Exercise task A: Copy the records verbatim, from the start of the records through the line that contains "space-key[interactable]: space <box>309", inclusive.

─── Extracted text ───

# New aviary



## Disgruntled (Dec 5, 2010)

I was sort of suprised into getting a rescue owl, so had to scrabble to make the aviary - but it is now just about done!
It is made from Heras security fencing, wood scrounged from potato boxes at the farm next door, scrounged ply, and some stuff I did actually have to buy... owl is coming tomorrow. It is a rescue bird with no A10, so is essentially worthless as it may not be sold or bred from. Luckily, I don't put monetary value on my animals!


----------



## Shellsfeathers&fur (Jan 18, 2009)

That looks pretty impressive!

Rather lovely cat as well :lol2:


----------



## lola (Dec 11, 2007)

That is a great aviary - what type of owl is he/she?


----------



## Disgruntled (Dec 5, 2010)

She is an Eagle Owl. A large, grumpy unhandled for years one! My mentor was the one who originally caught her in hertfordshire when his rescue was out there 12 years ago. She then got rehomed by the RSPCA to a lady who has since moved up to cambs and when her marriage broke down she sought out a local rescue and found - my mentor again! So she found her way back to him after 12 years and moving house too! Very peculiar..


----------



## LoveForLizards (Apr 20, 2008)

Get a double door on it an it'll be perfect! 

Amazing how you can make that from 'scrounged' materials yet a lot of people make a pig's head when they spend 100's on brand new materials. :lol2:


----------



## lola (Dec 11, 2007)

Some things are meant to be and it's a relief that although she's been a bit neglected in handling, she has been looked after in other ways... Best of luck with her   

Looking at your locality I'm also guessing you're not very far from me... my house is almost literally on the Cambs/Norfolk border!!!

───

Exercise task B: Rewrite the passage of the forum thread about the new aviary between "Get a double" and "the Cambs/Norfolk border!!!", inclusive, with "neglected" replaced by "ignored".

─── Given data ───

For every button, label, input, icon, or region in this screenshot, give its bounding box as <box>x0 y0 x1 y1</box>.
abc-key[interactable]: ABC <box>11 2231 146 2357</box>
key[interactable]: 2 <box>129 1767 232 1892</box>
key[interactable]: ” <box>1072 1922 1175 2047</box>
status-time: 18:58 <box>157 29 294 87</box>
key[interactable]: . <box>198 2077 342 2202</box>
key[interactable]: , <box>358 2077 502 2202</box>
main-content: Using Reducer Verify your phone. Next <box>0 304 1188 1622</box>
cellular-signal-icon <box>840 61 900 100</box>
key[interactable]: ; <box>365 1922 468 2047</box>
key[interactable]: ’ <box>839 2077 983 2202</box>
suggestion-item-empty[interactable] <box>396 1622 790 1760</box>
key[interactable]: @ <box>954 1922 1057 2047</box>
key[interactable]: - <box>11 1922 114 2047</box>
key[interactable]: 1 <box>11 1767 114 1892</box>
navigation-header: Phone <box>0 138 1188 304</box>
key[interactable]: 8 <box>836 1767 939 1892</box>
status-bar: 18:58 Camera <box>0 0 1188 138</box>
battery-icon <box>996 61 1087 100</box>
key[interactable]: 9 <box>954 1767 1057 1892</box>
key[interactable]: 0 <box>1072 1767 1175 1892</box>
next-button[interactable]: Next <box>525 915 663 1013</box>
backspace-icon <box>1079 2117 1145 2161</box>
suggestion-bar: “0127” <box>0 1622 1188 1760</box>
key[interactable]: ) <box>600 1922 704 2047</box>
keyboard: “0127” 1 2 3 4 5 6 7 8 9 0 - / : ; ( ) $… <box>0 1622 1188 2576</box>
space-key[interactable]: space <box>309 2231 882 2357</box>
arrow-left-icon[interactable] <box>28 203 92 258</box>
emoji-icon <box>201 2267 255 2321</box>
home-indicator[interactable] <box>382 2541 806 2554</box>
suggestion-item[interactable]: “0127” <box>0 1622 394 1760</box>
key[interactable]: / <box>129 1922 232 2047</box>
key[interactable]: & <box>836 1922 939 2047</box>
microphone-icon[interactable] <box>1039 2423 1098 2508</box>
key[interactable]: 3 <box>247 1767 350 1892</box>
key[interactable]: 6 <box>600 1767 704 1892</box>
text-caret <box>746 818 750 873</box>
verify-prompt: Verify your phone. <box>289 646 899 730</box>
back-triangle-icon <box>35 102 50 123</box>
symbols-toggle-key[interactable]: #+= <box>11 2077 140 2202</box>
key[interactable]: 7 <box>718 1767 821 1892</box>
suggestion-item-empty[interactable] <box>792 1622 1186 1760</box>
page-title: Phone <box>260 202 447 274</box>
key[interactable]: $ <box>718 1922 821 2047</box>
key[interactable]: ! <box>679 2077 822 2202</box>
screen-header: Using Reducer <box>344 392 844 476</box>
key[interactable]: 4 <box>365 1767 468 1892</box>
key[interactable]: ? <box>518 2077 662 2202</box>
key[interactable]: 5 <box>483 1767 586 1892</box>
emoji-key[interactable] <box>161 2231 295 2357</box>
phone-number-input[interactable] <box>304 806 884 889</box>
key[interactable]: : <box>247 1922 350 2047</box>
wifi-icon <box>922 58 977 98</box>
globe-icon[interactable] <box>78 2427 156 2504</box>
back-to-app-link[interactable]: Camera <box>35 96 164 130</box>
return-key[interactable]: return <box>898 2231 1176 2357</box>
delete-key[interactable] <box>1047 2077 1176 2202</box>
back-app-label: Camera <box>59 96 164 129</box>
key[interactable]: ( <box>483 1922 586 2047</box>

───

Exercise answer A:
For every button, label, input, icon, or region in this screenshot, give its bounding box as <box>x0 y0 x1 y1</box>.
abc-key[interactable]: ABC <box>11 2231 146 2357</box>
key[interactable]: 2 <box>129 1767 232 1892</box>
key[interactable]: ” <box>1072 1922 1175 2047</box>
status-time: 18:58 <box>157 29 294 87</box>
key[interactable]: . <box>198 2077 342 2202</box>
key[interactable]: , <box>358 2077 502 2202</box>
main-content: Using Reducer Verify your phone. Next <box>0 304 1188 1622</box>
cellular-signal-icon <box>840 61 900 100</box>
key[interactable]: ; <box>365 1922 468 2047</box>
key[interactable]: ’ <box>839 2077 983 2202</box>
suggestion-item-empty[interactable] <box>396 1622 790 1760</box>
key[interactable]: @ <box>954 1922 1057 2047</box>
key[interactable]: - <box>11 1922 114 2047</box>
key[interactable]: 1 <box>11 1767 114 1892</box>
navigation-header: Phone <box>0 138 1188 304</box>
key[interactable]: 8 <box>836 1767 939 1892</box>
status-bar: 18:58 Camera <box>0 0 1188 138</box>
battery-icon <box>996 61 1087 100</box>
key[interactable]: 9 <box>954 1767 1057 1892</box>
key[interactable]: 0 <box>1072 1767 1175 1892</box>
next-button[interactable]: Next <box>525 915 663 1013</box>
backspace-icon <box>1079 2117 1145 2161</box>
suggestion-bar: “0127” <box>0 1622 1188 1760</box>
key[interactable]: ) <box>600 1922 704 2047</box>
keyboard: “0127” 1 2 3 4 5 6 7 8 9 0 - / : ; ( ) $… <box>0 1622 1188 2576</box>
space-key[interactable]: space <box>309 2231 882 2357</box>

Exercise answer B:
Get a double door on it an it'll be perfect! 

Amazing how you can make that from 'scrounged' materials yet a lot of people make a pig's head when they spend 100's on brand new materials. :lol2:


----------



## lola (Dec 11, 2007)

Some things are meant to be and it's a relief that although she's been a bit ignored in handling, she has been looked after in other ways... Best of luck with her   

Looking at your locality I'm also guessing you're not very far from me... my house is almost literally on the Cambs/Norfolk border!!!